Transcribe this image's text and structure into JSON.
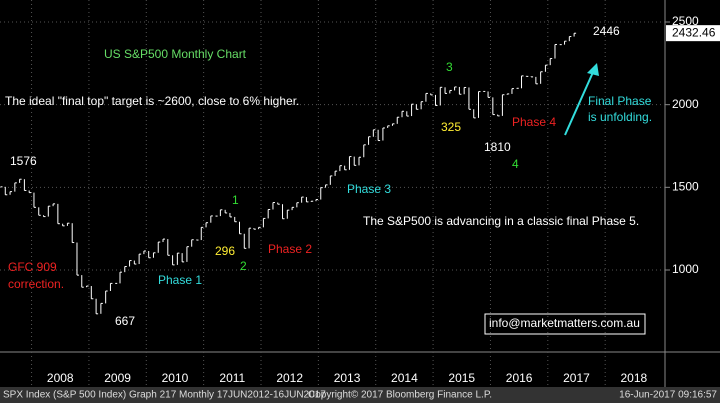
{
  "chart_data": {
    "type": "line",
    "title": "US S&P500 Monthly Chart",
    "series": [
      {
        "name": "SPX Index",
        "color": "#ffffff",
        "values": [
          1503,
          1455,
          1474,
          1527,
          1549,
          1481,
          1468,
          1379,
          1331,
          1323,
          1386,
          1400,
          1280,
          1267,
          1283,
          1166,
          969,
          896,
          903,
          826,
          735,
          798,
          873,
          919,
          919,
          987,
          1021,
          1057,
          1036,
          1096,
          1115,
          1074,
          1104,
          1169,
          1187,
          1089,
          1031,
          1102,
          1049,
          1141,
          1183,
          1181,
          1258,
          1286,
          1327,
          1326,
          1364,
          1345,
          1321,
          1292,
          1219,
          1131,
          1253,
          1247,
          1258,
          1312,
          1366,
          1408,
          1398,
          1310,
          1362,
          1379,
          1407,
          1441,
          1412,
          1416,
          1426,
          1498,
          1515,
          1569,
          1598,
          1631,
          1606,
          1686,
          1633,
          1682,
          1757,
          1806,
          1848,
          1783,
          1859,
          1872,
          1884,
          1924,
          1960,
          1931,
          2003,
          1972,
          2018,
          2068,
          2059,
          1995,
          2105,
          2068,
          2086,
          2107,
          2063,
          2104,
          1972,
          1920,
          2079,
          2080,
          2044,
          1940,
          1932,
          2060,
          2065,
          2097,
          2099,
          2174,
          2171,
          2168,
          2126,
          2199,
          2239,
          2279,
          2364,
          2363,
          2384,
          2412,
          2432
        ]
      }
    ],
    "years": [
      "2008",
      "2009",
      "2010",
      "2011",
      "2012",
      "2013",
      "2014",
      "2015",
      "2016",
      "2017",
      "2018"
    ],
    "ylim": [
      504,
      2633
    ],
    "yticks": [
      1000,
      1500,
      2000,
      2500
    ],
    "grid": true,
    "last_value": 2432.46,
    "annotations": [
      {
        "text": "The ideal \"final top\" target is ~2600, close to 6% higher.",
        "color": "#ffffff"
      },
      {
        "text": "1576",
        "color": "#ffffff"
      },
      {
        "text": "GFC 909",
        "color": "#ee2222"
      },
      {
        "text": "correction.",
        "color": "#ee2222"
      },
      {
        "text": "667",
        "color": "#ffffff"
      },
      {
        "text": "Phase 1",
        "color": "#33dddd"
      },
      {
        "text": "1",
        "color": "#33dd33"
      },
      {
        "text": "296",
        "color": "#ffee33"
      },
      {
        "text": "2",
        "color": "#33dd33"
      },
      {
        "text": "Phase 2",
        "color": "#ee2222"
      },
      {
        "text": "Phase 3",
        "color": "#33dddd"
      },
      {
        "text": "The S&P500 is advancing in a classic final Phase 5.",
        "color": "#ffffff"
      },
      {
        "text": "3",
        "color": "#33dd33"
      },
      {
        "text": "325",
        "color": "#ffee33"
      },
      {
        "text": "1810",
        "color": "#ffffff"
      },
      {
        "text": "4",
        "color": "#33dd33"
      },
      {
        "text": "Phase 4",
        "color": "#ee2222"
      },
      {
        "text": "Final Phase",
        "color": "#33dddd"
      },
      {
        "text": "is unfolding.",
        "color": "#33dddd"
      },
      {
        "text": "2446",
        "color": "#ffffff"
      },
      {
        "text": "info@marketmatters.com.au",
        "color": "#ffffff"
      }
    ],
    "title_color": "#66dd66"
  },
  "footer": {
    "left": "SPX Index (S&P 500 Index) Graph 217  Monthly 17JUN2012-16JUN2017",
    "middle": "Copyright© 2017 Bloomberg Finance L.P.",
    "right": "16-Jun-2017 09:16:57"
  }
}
^^^^
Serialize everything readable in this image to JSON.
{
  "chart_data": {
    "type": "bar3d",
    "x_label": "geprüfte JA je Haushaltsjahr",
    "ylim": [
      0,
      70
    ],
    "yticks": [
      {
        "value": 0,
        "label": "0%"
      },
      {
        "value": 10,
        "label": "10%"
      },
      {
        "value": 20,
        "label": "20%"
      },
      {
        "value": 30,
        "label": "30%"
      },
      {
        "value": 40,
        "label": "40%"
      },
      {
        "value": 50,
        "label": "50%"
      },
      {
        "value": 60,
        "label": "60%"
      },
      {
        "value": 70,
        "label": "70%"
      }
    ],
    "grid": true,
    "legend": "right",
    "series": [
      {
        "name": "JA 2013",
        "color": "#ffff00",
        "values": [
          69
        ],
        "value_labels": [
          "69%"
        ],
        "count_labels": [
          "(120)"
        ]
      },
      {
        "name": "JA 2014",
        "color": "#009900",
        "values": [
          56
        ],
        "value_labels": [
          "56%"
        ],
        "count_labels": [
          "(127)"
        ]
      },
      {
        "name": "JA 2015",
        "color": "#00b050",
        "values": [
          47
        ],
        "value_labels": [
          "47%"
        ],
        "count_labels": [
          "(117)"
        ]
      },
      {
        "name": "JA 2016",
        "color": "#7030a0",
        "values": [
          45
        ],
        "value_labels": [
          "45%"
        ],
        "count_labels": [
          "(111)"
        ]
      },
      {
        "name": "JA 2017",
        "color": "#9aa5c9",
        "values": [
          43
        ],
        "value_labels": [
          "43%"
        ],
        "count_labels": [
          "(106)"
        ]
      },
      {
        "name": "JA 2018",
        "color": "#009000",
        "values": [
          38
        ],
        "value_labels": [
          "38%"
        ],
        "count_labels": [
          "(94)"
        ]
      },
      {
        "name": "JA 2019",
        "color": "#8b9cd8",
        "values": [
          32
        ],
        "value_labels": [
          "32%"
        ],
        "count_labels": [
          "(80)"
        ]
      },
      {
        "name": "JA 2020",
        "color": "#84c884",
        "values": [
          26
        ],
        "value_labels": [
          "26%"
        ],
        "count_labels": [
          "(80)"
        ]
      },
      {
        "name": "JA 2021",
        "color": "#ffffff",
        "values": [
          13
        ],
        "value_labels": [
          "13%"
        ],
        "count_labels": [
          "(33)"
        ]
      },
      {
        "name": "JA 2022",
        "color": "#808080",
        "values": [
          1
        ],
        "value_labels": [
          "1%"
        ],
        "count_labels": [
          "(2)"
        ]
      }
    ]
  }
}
^^^^
## Task to carry out
In the records above, find the lines containing "name" and copy them.

## Task response
        "name": "SPX Index",
        "name": "JA 2013",
        "name": "JA 2014",
        "name": "JA 2015",
        "name": "JA 2016",
        "name": "JA 2017",
        "name": "JA 2018",
        "name": "JA 2019",
        "name": "JA 2020",
        "name": "JA 2021",
        "name": "JA 2022",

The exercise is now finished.